> Some records:
○ ○ ○ ○
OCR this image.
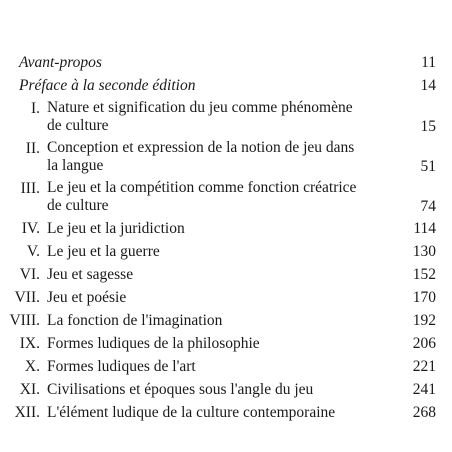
Avant-propos	11
Préface à la seconde édition	14
I. Nature et signification du jeu comme phénomène de culture	15
II. Conception et expression de la notion de jeu dans la langue	51
III. Le jeu et la compétition comme fonction créatrice de culture	74
IV. Le jeu et la juridiction	114
V. Le jeu et la guerre	130
VI. Jeu et sagesse	152
VII. Jeu et poésie	170
VIII. La fonction de l'imagination	192
IX. Formes ludiques de la philosophie	206
X. Formes ludiques de l'art	221
XI. Civilisations et époques sous l'angle du jeu	241
XII. L'élément ludique de la culture contemporaine	268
○ ○ ○ ○
> Problem to solve:
Output all of the data exactly as it stands, minus any images.

> Complete answer:
OCR this image.
Avant-propos	11
Préface à la seconde édition	14
I. Nature et signification du jeu comme phénomène de culture	15
II. Conception et expression de la notion de jeu dans la langue	51
III. Le jeu et la compétition comme fonction créatrice de culture	74
IV. Le jeu et la juridiction	114
V. Le jeu et la guerre	130
VI. Jeu et sagesse	152
VII. Jeu et poésie	170
VIII. La fonction de l'imagination	192
IX. Formes ludiques de la philosophie	206
X. Formes ludiques de l'art	221
XI. Civilisations et époques sous l'angle du jeu	241
XII. L'élément ludique de la culture contemporaine	268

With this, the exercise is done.